■ **Written exercise**
Output every line of the material exactly, omitting images.

■ **Available records**
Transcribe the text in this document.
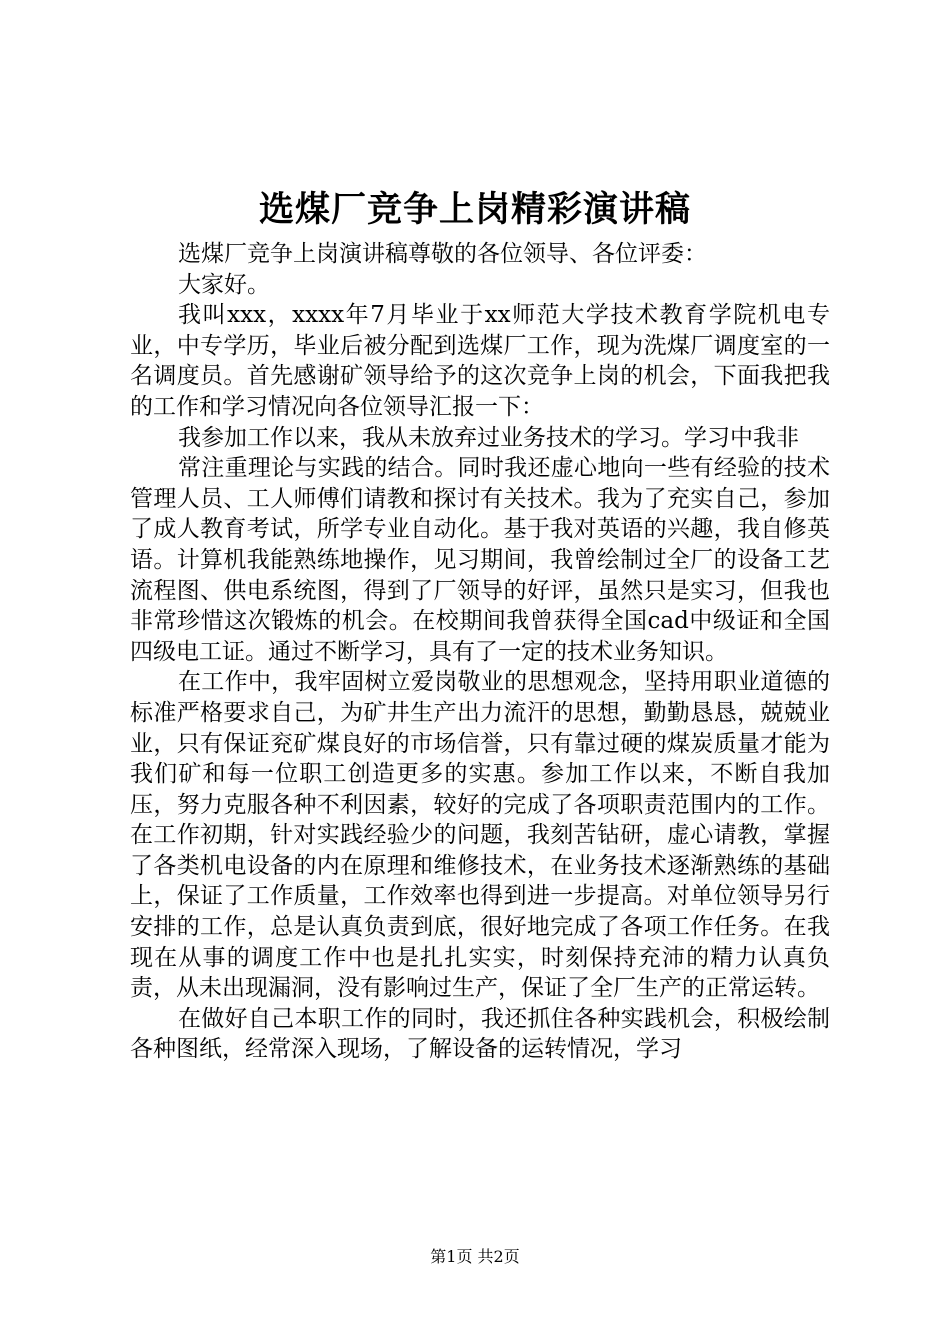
选煤厂竞争上岗精彩演讲稿

选煤厂竞争上岗演讲稿尊敬的各位领导、各位评委：

大家好。

我叫xxx，xxxx年7月毕业于xx师范大学技术教育学院机电专业，中专学历，毕业后被分配到选煤厂工作，现为洗煤厂调度室的一名调度员。首先感谢矿领导给予的这次竞争上岗的机会，下面我把我的工作和学习情况向各位领导汇报一下：

我参加工作以来，我从未放弃过业务技术的学习。学习中我非

常注重理论与实践的结合。同时我还虚心地向一些有经验的技术管理人员、工人师傅们请教和探讨有关技术。我为了充实自己，参加了成人教育考试，所学专业自动化。基于我对英语的兴趣，我自修英语。计算机我能熟练地操作，见习期间，我曾绘制过全厂的设备工艺流程图、供电系统图，得到了厂领导的好评，虽然只是实习，但我也非常珍惜这次锻炼的机会。在校期间我曾获得全国cad中级证和全国四级电工证。通过不断学习，具有了一定的技术业务知识。

在工作中，我牢固树立爱岗敬业的思想观念，坚持用职业道德的标准严格要求自己，为矿井生产出力流汗的思想，勤勤恳恳，兢兢业业，只有保证兖矿煤良好的市场信誉，只有靠过硬的煤炭质量才能为我们矿和每一位职工创造更多的实惠。参加工作以来，不断自我加压，努力克服各种不利因素，较好的完成了各项职责范围内的工作。在工作初期，针对实践经验少的问题，我刻苦钻研，虚心请教，掌握了各类机电设备的内在原理和维修技术，在业务技术逐渐熟练的基础上，保证了工作质量，工作效率也得到进一步提高。对单位领导另行安排的工作，总是认真负责到底，很好地完成了各项工作任务。在我现在从事的调度工作中也是扎扎实实，时刻保持充沛的精力认真负责，从未出现漏洞，没有影响过生产，保证了全厂生产的正常运转。

在做好自己本职工作的同时，我还抓住各种实践机会，积极绘制各种图纸，经常深入现场，了解设备的运转情况，学习

第1页 共2页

■ **Solution to the exercise**
Transcribe the text in this document.
选煤厂竞争上岗精彩演讲稿

选煤厂竞争上岗演讲稿尊敬的各位领导、各位评委：

大家好。

我叫xxx，xxxx年7月毕业于xx师范大学技术教育学院机电专业，中专学历，毕业后被分配到选煤厂工作，现为洗煤厂调度室的一名调度员。首先感谢矿领导给予的这次竞争上岗的机会，下面我把我的工作和学习情况向各位领导汇报一下：

我参加工作以来，我从未放弃过业务技术的学习。学习中我非

常注重理论与实践的结合。同时我还虚心地向一些有经验的技术管理人员、工人师傅们请教和探讨有关技术。我为了充实自己，参加了成人教育考试，所学专业自动化。基于我对英语的兴趣，我自修英语。计算机我能熟练地操作，见习期间，我曾绘制过全厂的设备工艺流程图、供电系统图，得到了厂领导的好评，虽然只是实习，但我也非常珍惜这次锻炼的机会。在校期间我曾获得全国cad中级证和全国四级电工证。通过不断学习，具有了一定的技术业务知识。

在工作中，我牢固树立爱岗敬业的思想观念，坚持用职业道德的标准严格要求自己，为矿井生产出力流汗的思想，勤勤恳恳，兢兢业业，只有保证兖矿煤良好的市场信誉，只有靠过硬的煤炭质量才能为我们矿和每一位职工创造更多的实惠。参加工作以来，不断自我加压，努力克服各种不利因素，较好的完成了各项职责范围内的工作。在工作初期，针对实践经验少的问题，我刻苦钻研，虚心请教，掌握了各类机电设备的内在原理和维修技术，在业务技术逐渐熟练的基础上，保证了工作质量，工作效率也得到进一步提高。对单位领导另行安排的工作，总是认真负责到底，很好地完成了各项工作任务。在我现在从事的调度工作中也是扎扎实实，时刻保持充沛的精力认真负责，从未出现漏洞，没有影响过生产，保证了全厂生产的正常运转。

在做好自己本职工作的同时，我还抓住各种实践机会，积极绘制各种图纸，经常深入现场，了解设备的运转情况，学习

第1页 共2页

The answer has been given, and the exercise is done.